[start RECORD EXTRACTS]

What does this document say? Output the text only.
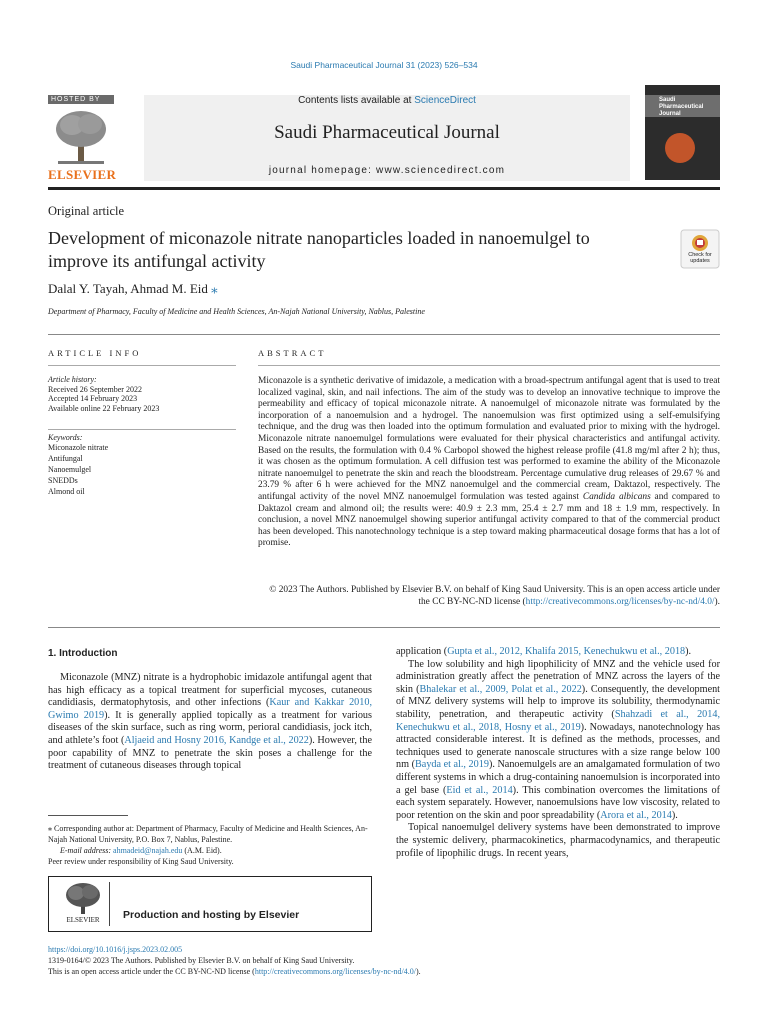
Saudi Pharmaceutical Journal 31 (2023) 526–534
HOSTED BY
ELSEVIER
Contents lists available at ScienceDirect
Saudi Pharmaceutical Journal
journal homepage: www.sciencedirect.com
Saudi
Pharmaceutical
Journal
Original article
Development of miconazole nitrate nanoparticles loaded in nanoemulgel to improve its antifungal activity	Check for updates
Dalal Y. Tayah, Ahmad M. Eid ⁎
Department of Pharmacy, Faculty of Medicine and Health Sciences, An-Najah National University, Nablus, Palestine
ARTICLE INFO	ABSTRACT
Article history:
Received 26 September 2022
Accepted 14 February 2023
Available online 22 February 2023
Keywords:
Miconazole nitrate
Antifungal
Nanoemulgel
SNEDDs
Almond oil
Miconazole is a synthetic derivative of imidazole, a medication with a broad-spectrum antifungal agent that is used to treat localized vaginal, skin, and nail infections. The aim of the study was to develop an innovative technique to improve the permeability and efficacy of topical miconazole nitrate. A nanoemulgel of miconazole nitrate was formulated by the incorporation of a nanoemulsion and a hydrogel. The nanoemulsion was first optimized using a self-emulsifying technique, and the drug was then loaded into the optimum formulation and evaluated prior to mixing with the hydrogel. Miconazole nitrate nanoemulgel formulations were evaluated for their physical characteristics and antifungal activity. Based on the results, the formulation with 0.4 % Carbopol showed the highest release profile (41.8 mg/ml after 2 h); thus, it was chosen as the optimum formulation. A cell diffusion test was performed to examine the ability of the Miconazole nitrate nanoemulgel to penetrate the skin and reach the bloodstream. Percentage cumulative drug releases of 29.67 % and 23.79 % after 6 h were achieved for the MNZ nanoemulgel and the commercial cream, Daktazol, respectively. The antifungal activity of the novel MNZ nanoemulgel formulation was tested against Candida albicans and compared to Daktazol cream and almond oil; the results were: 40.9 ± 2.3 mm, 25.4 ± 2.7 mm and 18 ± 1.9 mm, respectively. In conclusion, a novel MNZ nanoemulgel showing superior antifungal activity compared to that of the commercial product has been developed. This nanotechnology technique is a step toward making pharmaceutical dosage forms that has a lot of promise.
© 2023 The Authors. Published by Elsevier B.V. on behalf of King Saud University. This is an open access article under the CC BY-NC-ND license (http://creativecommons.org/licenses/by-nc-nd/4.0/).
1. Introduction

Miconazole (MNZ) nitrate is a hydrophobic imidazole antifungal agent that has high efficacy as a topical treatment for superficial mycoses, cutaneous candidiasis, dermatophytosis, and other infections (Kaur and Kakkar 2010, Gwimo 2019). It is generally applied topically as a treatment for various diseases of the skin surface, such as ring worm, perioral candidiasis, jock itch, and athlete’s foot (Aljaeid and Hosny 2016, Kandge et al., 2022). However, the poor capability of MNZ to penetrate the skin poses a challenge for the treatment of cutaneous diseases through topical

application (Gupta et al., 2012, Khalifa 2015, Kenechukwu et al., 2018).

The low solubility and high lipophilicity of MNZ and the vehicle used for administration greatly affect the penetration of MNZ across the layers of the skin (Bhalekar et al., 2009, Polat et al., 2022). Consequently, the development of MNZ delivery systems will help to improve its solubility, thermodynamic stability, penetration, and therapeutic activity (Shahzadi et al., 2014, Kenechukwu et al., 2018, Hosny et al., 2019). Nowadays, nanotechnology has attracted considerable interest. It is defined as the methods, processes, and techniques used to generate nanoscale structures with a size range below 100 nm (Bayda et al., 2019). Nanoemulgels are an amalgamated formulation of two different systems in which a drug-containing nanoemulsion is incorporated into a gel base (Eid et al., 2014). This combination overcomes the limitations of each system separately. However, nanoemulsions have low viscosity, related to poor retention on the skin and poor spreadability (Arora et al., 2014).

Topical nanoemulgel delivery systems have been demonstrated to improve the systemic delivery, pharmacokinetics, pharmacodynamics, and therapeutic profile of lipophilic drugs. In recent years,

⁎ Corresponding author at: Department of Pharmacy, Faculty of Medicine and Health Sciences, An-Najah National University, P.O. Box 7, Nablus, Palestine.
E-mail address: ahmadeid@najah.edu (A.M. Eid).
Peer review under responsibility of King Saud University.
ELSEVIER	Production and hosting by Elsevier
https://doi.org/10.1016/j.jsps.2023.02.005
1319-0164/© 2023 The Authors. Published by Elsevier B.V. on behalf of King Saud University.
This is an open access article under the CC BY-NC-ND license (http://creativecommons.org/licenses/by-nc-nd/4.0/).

[end RECORD EXTRACTS]
[start RECORD EXTRACTS]

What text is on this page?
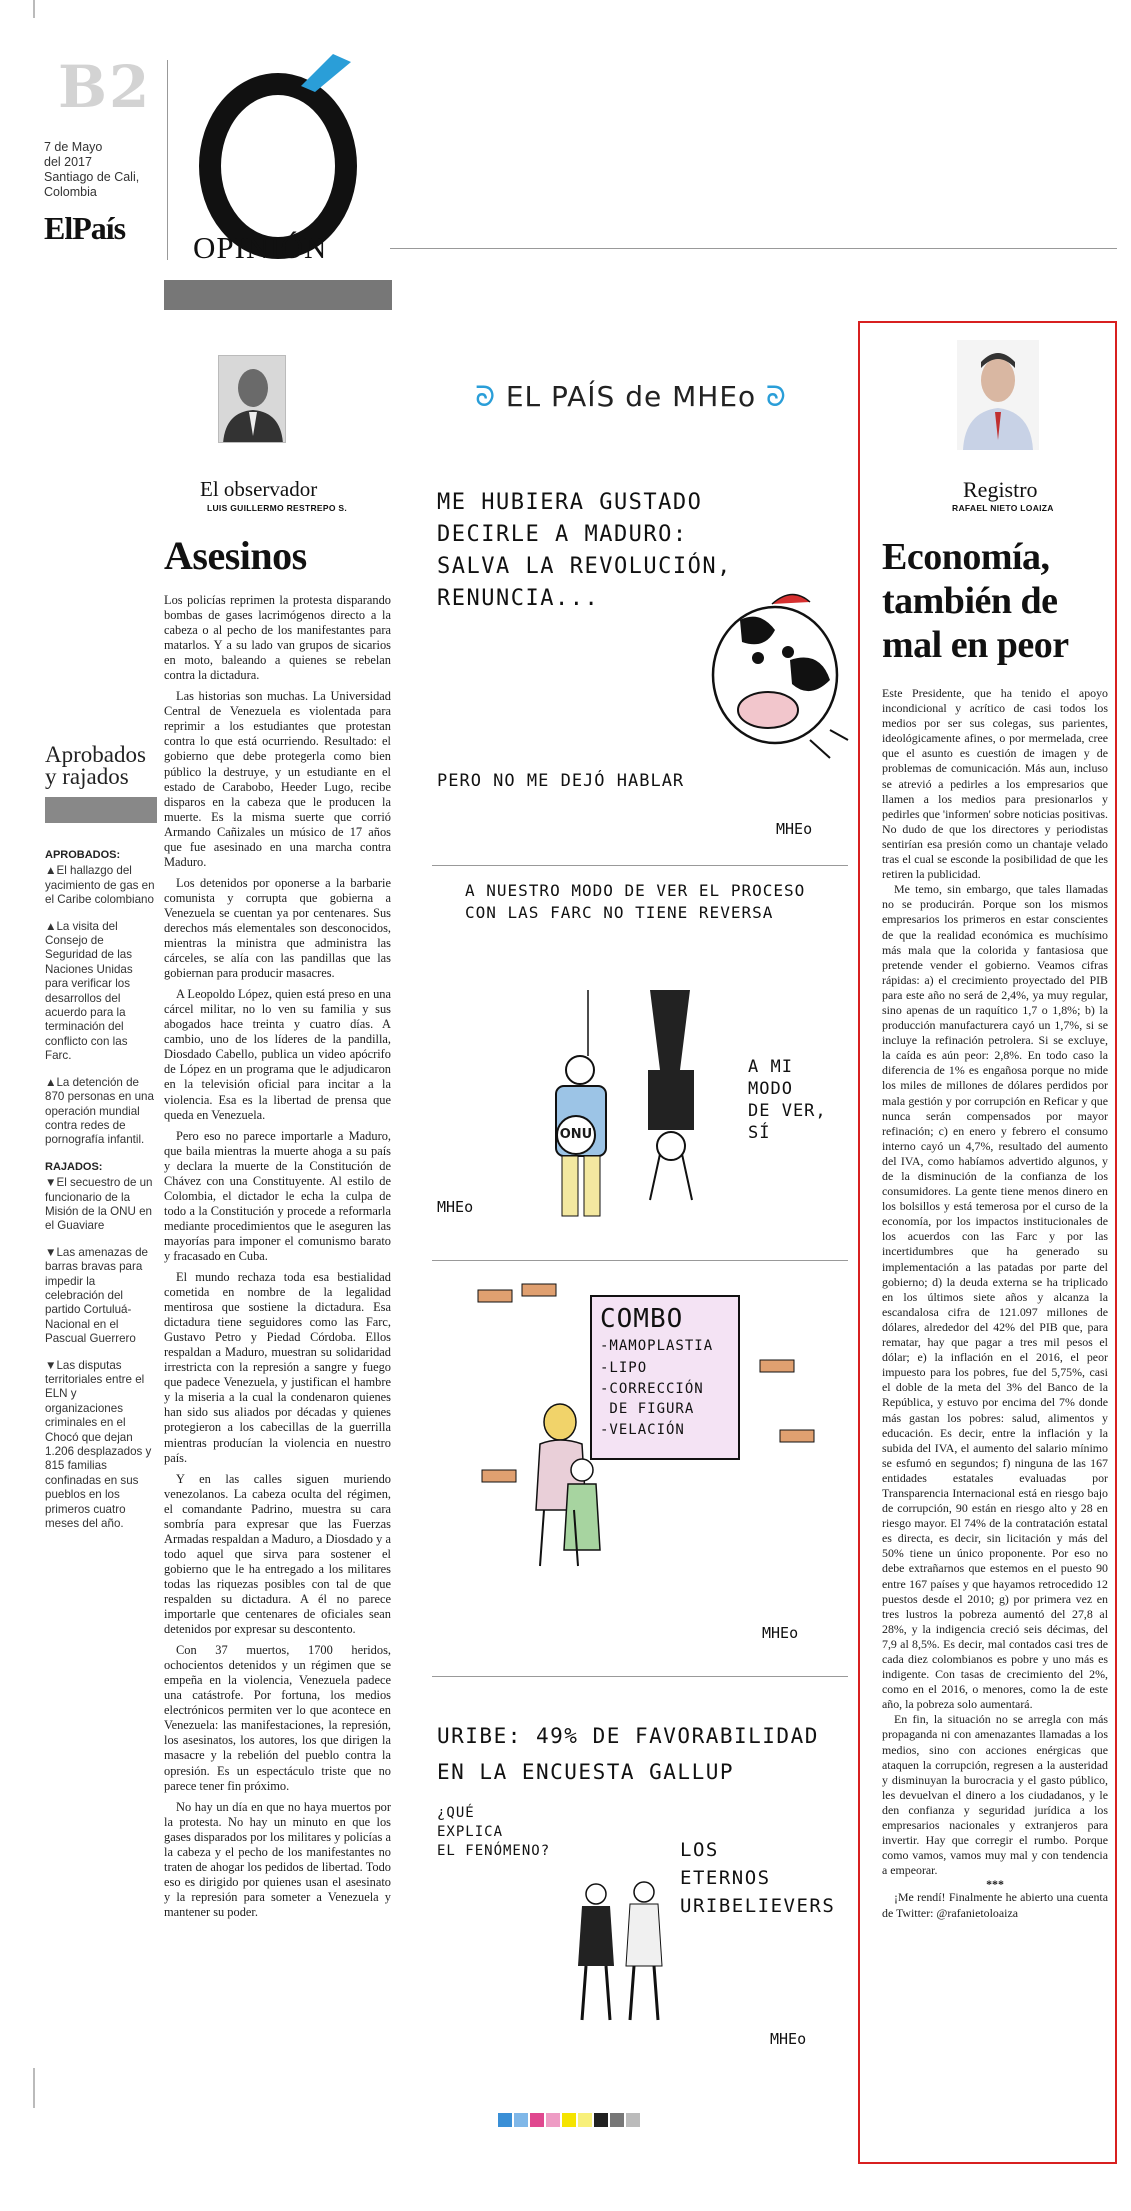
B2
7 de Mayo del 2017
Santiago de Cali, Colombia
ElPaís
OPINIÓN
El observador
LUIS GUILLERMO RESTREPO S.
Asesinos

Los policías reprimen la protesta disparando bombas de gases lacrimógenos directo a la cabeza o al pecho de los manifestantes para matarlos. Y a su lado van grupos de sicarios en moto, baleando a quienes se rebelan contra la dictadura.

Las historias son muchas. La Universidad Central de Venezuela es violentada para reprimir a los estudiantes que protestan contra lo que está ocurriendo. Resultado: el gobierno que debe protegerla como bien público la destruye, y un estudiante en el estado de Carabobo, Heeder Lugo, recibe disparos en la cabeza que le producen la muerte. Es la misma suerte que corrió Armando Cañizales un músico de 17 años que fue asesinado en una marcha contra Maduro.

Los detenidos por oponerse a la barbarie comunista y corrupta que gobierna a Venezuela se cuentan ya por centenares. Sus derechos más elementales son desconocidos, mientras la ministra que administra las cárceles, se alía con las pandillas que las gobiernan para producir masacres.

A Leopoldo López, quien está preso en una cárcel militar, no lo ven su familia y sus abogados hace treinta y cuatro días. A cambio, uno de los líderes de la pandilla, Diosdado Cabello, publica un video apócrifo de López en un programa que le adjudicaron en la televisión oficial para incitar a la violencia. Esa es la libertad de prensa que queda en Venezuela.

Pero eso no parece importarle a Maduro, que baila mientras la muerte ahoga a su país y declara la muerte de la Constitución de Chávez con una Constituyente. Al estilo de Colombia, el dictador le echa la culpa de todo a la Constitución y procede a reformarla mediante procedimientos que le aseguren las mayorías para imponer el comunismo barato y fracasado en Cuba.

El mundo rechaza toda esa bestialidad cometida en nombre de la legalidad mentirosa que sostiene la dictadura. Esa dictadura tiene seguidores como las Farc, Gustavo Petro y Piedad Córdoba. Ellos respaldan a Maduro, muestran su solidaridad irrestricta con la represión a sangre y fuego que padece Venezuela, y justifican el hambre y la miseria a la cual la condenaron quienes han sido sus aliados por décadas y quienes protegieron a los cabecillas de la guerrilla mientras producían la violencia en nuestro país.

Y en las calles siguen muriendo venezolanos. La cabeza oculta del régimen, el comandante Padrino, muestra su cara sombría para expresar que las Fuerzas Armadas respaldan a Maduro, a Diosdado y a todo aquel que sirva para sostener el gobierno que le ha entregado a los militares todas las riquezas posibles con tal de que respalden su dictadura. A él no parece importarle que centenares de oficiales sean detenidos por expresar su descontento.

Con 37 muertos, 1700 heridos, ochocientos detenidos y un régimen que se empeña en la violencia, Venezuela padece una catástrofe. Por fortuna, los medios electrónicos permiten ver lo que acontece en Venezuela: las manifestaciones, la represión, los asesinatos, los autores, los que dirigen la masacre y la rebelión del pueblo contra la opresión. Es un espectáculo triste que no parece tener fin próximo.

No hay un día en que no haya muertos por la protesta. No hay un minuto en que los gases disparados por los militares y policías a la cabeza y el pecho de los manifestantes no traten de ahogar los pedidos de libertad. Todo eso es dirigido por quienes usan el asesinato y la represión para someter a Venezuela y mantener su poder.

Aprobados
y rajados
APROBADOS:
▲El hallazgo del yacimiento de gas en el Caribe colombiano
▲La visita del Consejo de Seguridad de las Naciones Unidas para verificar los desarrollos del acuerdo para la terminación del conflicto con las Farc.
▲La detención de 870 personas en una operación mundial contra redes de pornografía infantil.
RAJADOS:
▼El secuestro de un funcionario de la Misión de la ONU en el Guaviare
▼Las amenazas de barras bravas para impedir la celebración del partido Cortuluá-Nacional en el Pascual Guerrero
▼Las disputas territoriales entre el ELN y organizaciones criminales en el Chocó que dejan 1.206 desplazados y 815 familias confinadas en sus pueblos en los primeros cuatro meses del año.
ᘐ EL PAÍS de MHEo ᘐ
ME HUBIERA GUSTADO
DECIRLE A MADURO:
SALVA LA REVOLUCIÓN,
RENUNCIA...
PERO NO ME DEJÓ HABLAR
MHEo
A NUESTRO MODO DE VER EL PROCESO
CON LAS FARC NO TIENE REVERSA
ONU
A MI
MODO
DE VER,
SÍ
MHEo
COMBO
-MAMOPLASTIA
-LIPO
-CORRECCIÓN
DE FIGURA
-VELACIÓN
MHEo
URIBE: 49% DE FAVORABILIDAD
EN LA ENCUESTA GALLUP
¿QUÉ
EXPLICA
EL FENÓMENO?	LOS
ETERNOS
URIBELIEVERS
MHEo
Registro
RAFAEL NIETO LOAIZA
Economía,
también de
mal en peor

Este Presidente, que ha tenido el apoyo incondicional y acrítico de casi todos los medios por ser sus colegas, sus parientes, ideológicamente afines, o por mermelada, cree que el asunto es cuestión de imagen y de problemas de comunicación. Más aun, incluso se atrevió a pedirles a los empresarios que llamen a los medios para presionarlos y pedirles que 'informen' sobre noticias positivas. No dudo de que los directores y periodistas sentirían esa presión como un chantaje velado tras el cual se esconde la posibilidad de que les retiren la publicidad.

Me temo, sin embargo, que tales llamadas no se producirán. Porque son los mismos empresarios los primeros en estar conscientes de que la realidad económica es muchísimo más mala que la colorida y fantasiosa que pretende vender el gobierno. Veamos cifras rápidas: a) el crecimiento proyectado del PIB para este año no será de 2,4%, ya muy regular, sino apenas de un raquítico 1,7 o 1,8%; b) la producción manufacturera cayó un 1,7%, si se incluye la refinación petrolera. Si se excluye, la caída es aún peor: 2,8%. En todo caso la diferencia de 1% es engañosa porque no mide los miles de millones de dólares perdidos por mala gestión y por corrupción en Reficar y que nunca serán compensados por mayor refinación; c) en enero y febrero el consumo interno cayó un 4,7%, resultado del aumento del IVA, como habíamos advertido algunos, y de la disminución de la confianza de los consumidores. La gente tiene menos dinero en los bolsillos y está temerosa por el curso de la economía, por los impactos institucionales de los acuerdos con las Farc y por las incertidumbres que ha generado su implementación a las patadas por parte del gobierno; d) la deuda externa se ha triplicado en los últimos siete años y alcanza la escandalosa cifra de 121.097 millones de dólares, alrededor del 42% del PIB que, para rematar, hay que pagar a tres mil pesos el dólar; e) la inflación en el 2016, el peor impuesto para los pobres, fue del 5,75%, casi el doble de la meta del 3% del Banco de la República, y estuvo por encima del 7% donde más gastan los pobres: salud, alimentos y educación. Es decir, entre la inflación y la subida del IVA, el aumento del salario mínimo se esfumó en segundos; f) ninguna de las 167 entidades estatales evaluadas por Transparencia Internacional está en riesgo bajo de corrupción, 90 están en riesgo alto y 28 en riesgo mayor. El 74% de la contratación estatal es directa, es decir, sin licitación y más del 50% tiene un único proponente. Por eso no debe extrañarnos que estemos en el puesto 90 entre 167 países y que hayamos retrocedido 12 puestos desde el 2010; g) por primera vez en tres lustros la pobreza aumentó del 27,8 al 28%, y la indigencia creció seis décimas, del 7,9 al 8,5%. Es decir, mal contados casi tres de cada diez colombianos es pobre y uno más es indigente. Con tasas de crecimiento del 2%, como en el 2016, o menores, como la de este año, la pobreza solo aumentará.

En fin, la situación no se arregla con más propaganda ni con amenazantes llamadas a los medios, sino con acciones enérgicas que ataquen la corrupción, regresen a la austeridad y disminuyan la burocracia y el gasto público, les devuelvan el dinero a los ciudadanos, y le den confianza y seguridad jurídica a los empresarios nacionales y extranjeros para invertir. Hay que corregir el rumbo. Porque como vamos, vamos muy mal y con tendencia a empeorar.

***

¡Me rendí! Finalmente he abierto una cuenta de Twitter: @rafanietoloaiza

[end RECORD EXTRACTS]

◆ **INSTRUCTION**
Pick out each line containing the string "license" and copy it.

◆ **WRITTEN ANSWER**
© 2023 The Authors. Published by Elsevier B.V. on behalf of King Saud University. This is an open access article under the CC BY-NC-ND license (http://creativecommons.org/licenses/by-nc-nd/4.0/).
This is an open access article under the CC BY-NC-ND license (http://creativecommons.org/licenses/by-nc-nd/4.0/).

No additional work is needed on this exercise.